Given task →
Copy out all of the data below with no alterations.
:: Input data
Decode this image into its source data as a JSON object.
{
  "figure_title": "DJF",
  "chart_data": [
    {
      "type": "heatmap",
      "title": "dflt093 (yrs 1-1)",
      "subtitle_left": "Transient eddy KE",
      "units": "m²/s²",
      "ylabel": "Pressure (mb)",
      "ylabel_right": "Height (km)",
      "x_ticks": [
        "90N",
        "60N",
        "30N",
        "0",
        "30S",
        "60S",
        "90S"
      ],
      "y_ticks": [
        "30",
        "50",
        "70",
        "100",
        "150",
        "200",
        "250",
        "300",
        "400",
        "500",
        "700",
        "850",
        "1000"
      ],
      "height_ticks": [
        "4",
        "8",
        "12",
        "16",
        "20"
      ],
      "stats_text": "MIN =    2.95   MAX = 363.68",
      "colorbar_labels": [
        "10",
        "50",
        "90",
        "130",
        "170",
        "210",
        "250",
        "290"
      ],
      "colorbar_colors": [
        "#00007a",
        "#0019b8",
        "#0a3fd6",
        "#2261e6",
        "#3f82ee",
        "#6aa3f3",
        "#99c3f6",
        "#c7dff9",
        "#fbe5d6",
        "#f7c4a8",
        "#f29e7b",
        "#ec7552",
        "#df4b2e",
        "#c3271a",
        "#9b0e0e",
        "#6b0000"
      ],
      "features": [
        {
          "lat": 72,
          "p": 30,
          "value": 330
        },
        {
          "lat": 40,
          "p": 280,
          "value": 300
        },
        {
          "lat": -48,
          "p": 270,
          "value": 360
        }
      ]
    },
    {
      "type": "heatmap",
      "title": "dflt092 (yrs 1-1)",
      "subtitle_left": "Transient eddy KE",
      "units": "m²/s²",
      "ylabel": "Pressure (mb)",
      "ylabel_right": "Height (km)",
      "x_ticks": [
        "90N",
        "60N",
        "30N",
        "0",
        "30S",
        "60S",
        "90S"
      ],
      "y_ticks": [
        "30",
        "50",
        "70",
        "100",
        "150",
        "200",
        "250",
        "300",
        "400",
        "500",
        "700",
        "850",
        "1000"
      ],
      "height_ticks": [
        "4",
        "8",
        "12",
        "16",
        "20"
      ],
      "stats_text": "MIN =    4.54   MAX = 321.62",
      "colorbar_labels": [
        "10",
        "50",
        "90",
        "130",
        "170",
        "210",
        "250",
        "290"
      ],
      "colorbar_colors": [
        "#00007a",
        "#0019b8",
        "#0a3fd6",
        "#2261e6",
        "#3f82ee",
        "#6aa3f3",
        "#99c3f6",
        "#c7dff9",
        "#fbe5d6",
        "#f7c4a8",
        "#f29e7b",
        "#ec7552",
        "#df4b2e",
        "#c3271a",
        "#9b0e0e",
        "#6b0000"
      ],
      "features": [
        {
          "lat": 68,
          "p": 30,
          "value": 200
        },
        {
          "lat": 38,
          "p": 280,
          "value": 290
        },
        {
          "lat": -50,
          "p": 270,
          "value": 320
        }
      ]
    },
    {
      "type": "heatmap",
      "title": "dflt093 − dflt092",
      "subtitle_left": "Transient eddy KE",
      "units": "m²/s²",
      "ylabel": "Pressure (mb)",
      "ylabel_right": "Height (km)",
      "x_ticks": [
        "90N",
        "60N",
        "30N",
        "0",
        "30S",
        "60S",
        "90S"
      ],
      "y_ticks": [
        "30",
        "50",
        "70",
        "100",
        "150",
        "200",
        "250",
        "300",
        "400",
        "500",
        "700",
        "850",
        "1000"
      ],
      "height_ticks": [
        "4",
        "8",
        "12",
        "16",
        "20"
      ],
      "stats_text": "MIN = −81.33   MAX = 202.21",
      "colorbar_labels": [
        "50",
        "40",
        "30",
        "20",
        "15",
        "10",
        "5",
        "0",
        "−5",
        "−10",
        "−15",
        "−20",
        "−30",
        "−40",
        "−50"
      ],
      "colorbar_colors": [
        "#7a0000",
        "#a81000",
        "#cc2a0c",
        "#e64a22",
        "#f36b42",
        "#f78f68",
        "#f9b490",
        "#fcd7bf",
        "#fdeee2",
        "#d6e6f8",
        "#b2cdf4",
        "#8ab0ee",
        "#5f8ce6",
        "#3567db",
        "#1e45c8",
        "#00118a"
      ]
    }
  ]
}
::::
Finished exercise →
Decode this image into its source data as a JSON object.
{
  "figure_title": "DJF",
  "chart_data": [
    {
      "type": "heatmap",
      "title": "dflt093 (yrs 1-1)",
      "subtitle_left": "Transient eddy KE",
      "units": "m²/s²",
      "ylabel": "Pressure (mb)",
      "ylabel_right": "Height (km)",
      "x_ticks": [
        "90N",
        "60N",
        "30N",
        "0",
        "30S",
        "60S",
        "90S"
      ],
      "y_ticks": [
        "30",
        "50",
        "70",
        "100",
        "150",
        "200",
        "250",
        "300",
        "400",
        "500",
        "700",
        "850",
        "1000"
      ],
      "height_ticks": [
        "4",
        "8",
        "12",
        "16",
        "20"
      ],
      "stats_text": "MIN =    2.95   MAX = 363.68",
      "colorbar_labels": [
        "10",
        "50",
        "90",
        "130",
        "170",
        "210",
        "250",
        "290"
      ],
      "colorbar_colors": [
        "#00007a",
        "#0019b8",
        "#0a3fd6",
        "#2261e6",
        "#3f82ee",
        "#6aa3f3",
        "#99c3f6",
        "#c7dff9",
        "#fbe5d6",
        "#f7c4a8",
        "#f29e7b",
        "#ec7552",
        "#df4b2e",
        "#c3271a",
        "#9b0e0e",
        "#6b0000"
      ],
      "features": [
        {
          "lat": 72,
          "p": 30,
          "value": 330
        },
        {
          "lat": 40,
          "p": 280,
          "value": 300
        },
        {
          "lat": -48,
          "p": 270,
          "value": 360
        }
      ]
    },
    {
      "type": "heatmap",
      "title": "dflt092 (yrs 1-1)",
      "subtitle_left": "Transient eddy KE",
      "units": "m²/s²",
      "ylabel": "Pressure (mb)",
      "ylabel_right": "Height (km)",
      "x_ticks": [
        "90N",
        "60N",
        "30N",
        "0",
        "30S",
        "60S",
        "90S"
      ],
      "y_ticks": [
        "30",
        "50",
        "70",
        "100",
        "150",
        "200",
        "250",
        "300",
        "400",
        "500",
        "700",
        "850",
        "1000"
      ],
      "height_ticks": [
        "4",
        "8",
        "12",
        "16",
        "20"
      ],
      "stats_text": "MIN =    4.54   MAX = 321.62",
      "colorbar_labels": [
        "10",
        "50",
        "90",
        "130",
        "170",
        "210",
        "250",
        "290"
      ],
      "colorbar_colors": [
        "#00007a",
        "#0019b8",
        "#0a3fd6",
        "#2261e6",
        "#3f82ee",
        "#6aa3f3",
        "#99c3f6",
        "#c7dff9",
        "#fbe5d6",
        "#f7c4a8",
        "#f29e7b",
        "#ec7552",
        "#df4b2e",
        "#c3271a",
        "#9b0e0e",
        "#6b0000"
      ],
      "features": [
        {
          "lat": 68,
          "p": 30,
          "value": 200
        },
        {
          "lat": 38,
          "p": 280,
          "value": 290
        },
        {
          "lat": -50,
          "p": 270,
          "value": 320
        }
      ]
    },
    {
      "type": "heatmap",
      "title": "dflt093 − dflt092",
      "subtitle_left": "Transient eddy KE",
      "units": "m²/s²",
      "ylabel": "Pressure (mb)",
      "ylabel_right": "Height (km)",
      "x_ticks": [
        "90N",
        "60N",
        "30N",
        "0",
        "30S",
        "60S",
        "90S"
      ],
      "y_ticks": [
        "30",
        "50",
        "70",
        "100",
        "150",
        "200",
        "250",
        "300",
        "400",
        "500",
        "700",
        "850",
        "1000"
      ],
      "height_ticks": [
        "4",
        "8",
        "12",
        "16",
        "20"
      ],
      "stats_text": "MIN = −81.33   MAX = 202.21",
      "colorbar_labels": [
        "50",
        "40",
        "30",
        "20",
        "15",
        "10",
        "5",
        "0",
        "−5",
        "−10",
        "−15",
        "−20",
        "−30",
        "−40",
        "−50"
      ],
      "colorbar_colors": [
        "#7a0000",
        "#a81000",
        "#cc2a0c",
        "#e64a22",
        "#f36b42",
        "#f78f68",
        "#f9b490",
        "#fcd7bf",
        "#fdeee2",
        "#d6e6f8",
        "#b2cdf4",
        "#8ab0ee",
        "#5f8ce6",
        "#3567db",
        "#1e45c8",
        "#00118a"
      ]
    }
  ]
}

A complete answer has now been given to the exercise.